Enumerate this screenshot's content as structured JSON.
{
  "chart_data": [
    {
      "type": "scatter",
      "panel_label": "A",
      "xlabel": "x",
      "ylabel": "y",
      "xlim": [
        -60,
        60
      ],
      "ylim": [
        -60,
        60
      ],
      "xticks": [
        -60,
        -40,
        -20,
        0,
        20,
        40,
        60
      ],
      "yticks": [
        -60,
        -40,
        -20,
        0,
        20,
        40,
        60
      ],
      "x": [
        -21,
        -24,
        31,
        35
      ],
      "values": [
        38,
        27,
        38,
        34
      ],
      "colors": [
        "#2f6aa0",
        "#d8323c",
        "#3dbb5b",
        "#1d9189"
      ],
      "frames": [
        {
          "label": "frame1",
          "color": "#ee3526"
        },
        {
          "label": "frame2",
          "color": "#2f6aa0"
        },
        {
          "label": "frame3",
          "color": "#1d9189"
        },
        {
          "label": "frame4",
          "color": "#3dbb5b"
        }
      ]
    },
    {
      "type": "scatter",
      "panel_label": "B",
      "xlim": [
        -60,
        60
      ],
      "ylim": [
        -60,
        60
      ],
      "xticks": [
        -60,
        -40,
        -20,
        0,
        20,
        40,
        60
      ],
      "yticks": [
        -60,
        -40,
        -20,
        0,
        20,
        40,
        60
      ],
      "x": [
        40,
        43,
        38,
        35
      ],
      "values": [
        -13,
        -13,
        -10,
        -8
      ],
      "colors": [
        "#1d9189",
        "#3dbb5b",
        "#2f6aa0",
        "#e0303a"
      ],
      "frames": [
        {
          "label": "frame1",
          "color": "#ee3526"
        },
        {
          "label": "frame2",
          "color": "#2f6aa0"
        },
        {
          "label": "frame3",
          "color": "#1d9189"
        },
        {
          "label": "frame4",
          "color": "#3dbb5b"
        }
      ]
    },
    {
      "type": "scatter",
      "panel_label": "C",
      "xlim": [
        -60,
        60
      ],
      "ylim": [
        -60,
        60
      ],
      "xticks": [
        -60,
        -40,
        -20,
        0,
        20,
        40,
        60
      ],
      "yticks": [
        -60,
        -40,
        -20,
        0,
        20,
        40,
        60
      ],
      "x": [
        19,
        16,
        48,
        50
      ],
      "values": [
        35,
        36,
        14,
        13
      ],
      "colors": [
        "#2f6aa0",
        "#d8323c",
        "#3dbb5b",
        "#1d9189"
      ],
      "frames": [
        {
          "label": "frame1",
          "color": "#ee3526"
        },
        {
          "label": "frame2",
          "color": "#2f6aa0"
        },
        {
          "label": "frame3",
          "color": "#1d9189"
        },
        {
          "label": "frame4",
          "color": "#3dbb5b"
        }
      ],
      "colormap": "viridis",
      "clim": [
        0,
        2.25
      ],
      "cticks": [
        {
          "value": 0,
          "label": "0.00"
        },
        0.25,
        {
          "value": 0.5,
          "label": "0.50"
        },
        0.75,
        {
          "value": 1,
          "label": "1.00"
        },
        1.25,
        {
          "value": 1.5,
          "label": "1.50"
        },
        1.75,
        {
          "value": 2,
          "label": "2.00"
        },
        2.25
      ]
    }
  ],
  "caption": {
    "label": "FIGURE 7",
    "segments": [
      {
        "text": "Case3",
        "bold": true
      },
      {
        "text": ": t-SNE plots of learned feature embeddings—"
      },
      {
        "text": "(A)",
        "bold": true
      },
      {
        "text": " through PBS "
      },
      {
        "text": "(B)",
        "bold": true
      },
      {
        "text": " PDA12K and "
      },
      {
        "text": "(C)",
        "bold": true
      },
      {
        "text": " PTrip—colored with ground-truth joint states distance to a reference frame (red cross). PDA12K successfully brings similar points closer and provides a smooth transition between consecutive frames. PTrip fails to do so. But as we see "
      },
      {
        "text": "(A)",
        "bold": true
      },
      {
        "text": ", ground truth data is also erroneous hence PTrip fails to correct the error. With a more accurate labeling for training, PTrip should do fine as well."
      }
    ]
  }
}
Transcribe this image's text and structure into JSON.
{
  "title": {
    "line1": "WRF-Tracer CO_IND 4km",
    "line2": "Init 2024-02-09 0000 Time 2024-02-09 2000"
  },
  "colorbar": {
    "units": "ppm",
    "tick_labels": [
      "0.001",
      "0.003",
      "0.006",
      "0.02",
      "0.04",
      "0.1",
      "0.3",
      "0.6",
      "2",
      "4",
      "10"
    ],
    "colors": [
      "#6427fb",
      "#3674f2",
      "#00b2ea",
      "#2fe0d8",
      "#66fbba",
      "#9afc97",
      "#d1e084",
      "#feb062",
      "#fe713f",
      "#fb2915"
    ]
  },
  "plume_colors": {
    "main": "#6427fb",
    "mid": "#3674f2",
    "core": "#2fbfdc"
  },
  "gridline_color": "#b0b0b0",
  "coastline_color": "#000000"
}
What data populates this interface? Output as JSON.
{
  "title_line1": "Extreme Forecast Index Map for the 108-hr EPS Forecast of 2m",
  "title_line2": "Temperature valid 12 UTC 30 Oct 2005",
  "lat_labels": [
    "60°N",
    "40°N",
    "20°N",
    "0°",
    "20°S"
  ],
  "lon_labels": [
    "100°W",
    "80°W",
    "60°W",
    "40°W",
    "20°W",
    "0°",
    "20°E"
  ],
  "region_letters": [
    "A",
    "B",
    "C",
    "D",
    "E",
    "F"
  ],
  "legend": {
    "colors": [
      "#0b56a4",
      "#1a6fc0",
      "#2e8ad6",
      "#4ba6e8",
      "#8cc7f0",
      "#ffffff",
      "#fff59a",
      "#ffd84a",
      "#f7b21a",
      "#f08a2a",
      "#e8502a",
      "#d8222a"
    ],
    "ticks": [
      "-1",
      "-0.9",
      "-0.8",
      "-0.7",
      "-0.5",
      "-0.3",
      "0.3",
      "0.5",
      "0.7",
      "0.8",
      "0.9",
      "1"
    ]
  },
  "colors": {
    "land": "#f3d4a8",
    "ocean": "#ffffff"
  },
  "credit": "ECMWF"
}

· · · · ·

OBJECTIVE: Go through the listing above and restate it word for word.

RESULT FOR THIS TASK:
Enumerate this screenshot's content as structured JSON.
{
  "chart_data": [
    {
      "type": "scatter",
      "panel_label": "A",
      "xlabel": "x",
      "ylabel": "y",
      "xlim": [
        -60,
        60
      ],
      "ylim": [
        -60,
        60
      ],
      "xticks": [
        -60,
        -40,
        -20,
        0,
        20,
        40,
        60
      ],
      "yticks": [
        -60,
        -40,
        -20,
        0,
        20,
        40,
        60
      ],
      "x": [
        -21,
        -24,
        31,
        35
      ],
      "values": [
        38,
        27,
        38,
        34
      ],
      "colors": [
        "#2f6aa0",
        "#d8323c",
        "#3dbb5b",
        "#1d9189"
      ],
      "frames": [
        {
          "label": "frame1",
          "color": "#ee3526"
        },
        {
          "label": "frame2",
          "color": "#2f6aa0"
        },
        {
          "label": "frame3",
          "color": "#1d9189"
        },
        {
          "label": "frame4",
          "color": "#3dbb5b"
        }
      ]
    },
    {
      "type": "scatter",
      "panel_label": "B",
      "xlim": [
        -60,
        60
      ],
      "ylim": [
        -60,
        60
      ],
      "xticks": [
        -60,
        -40,
        -20,
        0,
        20,
        40,
        60
      ],
      "yticks": [
        -60,
        -40,
        -20,
        0,
        20,
        40,
        60
      ],
      "x": [
        40,
        43,
        38,
        35
      ],
      "values": [
        -13,
        -13,
        -10,
        -8
      ],
      "colors": [
        "#1d9189",
        "#3dbb5b",
        "#2f6aa0",
        "#e0303a"
      ],
      "frames": [
        {
          "label": "frame1",
          "color": "#ee3526"
        },
        {
          "label": "frame2",
          "color": "#2f6aa0"
        },
        {
          "label": "frame3",
          "color": "#1d9189"
        },
        {
          "label": "frame4",
          "color": "#3dbb5b"
        }
      ]
    },
    {
      "type": "scatter",
      "panel_label": "C",
      "xlim": [
        -60,
        60
      ],
      "ylim": [
        -60,
        60
      ],
      "xticks": [
        -60,
        -40,
        -20,
        0,
        20,
        40,
        60
      ],
      "yticks": [
        -60,
        -40,
        -20,
        0,
        20,
        40,
        60
      ],
      "x": [
        19,
        16,
        48,
        50
      ],
      "values": [
        35,
        36,
        14,
        13
      ],
      "colors": [
        "#2f6aa0",
        "#d8323c",
        "#3dbb5b",
        "#1d9189"
      ],
      "frames": [
        {
          "label": "frame1",
          "color": "#ee3526"
        },
        {
          "label": "frame2",
          "color": "#2f6aa0"
        },
        {
          "label": "frame3",
          "color": "#1d9189"
        },
        {
          "label": "frame4",
          "color": "#3dbb5b"
        }
      ],
      "colormap": "viridis",
      "clim": [
        0,
        2.25
      ],
      "cticks": [
        {
          "value": 0,
          "label": "0.00"
        },
        0.25,
        {
          "value": 0.5,
          "label": "0.50"
        },
        0.75,
        {
          "value": 1,
          "label": "1.00"
        },
        1.25,
        {
          "value": 1.5,
          "label": "1.50"
        },
        1.75,
        {
          "value": 2,
          "label": "2.00"
        },
        2.25
      ]
    }
  ],
  "caption": {
    "label": "FIGURE 7",
    "segments": [
      {
        "text": "Case3",
        "bold": true
      },
      {
        "text": ": t-SNE plots of learned feature embeddings—"
      },
      {
        "text": "(A)",
        "bold": true
      },
      {
        "text": " through PBS "
      },
      {
        "text": "(B)",
        "bold": true
      },
      {
        "text": " PDA12K and "
      },
      {
        "text": "(C)",
        "bold": true
      },
      {
        "text": " PTrip—colored with ground-truth joint states distance to a reference frame (red cross). PDA12K successfully brings similar points closer and provides a smooth transition between consecutive frames. PTrip fails to do so. But as we see "
      },
      {
        "text": "(A)",
        "bold": true
      },
      {
        "text": ", ground truth data is also erroneous hence PTrip fails to correct the error. With a more accurate labeling for training, PTrip should do fine as well."
      }
    ]
  }
}
Transcribe this image's text and structure into JSON.
{
  "title": {
    "line1": "WRF-Tracer CO_IND 4km",
    "line2": "Init 2024-02-09 0000 Time 2024-02-09 2000"
  },
  "colorbar": {
    "units": "ppm",
    "tick_labels": [
      "0.001",
      "0.003",
      "0.006",
      "0.02",
      "0.04",
      "0.1",
      "0.3",
      "0.6",
      "2",
      "4",
      "10"
    ],
    "colors": [
      "#6427fb",
      "#3674f2",
      "#00b2ea",
      "#2fe0d8",
      "#66fbba",
      "#9afc97",
      "#d1e084",
      "#feb062",
      "#fe713f",
      "#fb2915"
    ]
  },
  "plume_colors": {
    "main": "#6427fb",
    "mid": "#3674f2",
    "core": "#2fbfdc"
  },
  "gridline_color": "#b0b0b0",
  "coastline_color": "#000000"
}
What data populates this interface? Output as JSON.
{
  "title_line1": "Extreme Forecast Index Map for the 108-hr EPS Forecast of 2m",
  "title_line2": "Temperature valid 12 UTC 30 Oct 2005",
  "lat_labels": [
    "60°N",
    "40°N",
    "20°N",
    "0°",
    "20°S"
  ],
  "lon_labels": [
    "100°W",
    "80°W",
    "60°W",
    "40°W",
    "20°W",
    "0°",
    "20°E"
  ],
  "region_letters": [
    "A",
    "B",
    "C",
    "D",
    "E",
    "F"
  ],
  "legend": {
    "colors": [
      "#0b56a4",
      "#1a6fc0",
      "#2e8ad6",
      "#4ba6e8",
      "#8cc7f0",
      "#ffffff",
      "#fff59a",
      "#ffd84a",
      "#f7b21a",
      "#f08a2a",
      "#e8502a",
      "#d8222a"
    ],
    "ticks": [
      "-1",
      "-0.9",
      "-0.8",
      "-0.7",
      "-0.5",
      "-0.3",
      "0.3",
      "0.5",
      "0.7",
      "0.8",
      "0.9",
      "1"
    ]
  },
  "colors": {
    "land": "#f3d4a8",
    "ocean": "#ffffff"
  },
  "credit": "ECMWF"
}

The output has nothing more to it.